-------- INPUT DATA --------
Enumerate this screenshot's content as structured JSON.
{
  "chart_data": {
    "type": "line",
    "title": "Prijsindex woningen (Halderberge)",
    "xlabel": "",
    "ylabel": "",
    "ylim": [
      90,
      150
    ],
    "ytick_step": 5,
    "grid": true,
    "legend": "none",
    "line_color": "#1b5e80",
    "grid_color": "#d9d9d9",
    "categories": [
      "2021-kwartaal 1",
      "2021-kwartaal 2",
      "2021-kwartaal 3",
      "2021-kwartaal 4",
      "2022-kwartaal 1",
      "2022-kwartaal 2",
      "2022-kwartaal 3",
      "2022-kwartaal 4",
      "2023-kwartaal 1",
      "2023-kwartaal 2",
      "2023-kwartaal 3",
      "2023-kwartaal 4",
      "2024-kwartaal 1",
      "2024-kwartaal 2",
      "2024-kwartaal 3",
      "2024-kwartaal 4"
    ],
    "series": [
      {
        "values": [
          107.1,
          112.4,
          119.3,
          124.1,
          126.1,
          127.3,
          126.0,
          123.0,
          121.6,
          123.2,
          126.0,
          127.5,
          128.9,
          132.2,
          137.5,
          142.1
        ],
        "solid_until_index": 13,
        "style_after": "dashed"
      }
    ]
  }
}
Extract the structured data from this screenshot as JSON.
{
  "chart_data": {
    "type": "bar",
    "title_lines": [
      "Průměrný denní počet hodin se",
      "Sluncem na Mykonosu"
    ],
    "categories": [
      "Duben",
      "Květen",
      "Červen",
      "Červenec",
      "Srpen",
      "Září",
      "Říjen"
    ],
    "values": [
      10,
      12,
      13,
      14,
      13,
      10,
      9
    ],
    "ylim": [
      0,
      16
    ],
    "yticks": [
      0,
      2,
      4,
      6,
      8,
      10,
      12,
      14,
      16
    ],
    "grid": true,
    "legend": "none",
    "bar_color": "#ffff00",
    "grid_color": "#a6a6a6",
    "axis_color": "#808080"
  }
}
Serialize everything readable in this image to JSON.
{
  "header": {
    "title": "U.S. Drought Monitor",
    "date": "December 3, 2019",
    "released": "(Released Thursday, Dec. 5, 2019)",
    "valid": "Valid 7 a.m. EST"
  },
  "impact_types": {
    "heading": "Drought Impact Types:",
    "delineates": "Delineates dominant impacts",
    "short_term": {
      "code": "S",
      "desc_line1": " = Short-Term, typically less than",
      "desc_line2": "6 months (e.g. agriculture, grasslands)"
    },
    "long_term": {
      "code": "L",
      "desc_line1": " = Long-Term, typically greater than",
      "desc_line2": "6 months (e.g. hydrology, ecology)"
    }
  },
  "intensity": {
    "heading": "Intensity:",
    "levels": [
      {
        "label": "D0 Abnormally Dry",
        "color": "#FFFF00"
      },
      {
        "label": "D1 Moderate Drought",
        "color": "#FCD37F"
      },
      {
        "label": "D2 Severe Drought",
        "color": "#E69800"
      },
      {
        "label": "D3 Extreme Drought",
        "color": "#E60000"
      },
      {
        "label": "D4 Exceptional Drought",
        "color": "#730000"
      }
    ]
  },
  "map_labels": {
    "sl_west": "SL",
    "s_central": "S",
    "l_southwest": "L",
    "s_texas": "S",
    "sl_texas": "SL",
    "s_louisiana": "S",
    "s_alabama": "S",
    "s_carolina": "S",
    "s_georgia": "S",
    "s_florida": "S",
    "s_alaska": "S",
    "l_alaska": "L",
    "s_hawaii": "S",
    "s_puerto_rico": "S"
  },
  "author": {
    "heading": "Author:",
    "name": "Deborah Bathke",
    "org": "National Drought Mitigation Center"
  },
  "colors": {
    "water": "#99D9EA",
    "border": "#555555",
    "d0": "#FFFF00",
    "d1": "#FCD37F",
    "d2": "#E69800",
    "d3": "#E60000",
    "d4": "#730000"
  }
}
--------
### WHAT THE TASK REQUIRES:
Each line in the data that holds the string "JSON" should be found and copied.

### SOLUTION TO THIS TASK:
Enumerate this screenshot's content as structured JSON.
Extract the structured data from this screenshot as JSON.
Serialize everything readable in this image to JSON.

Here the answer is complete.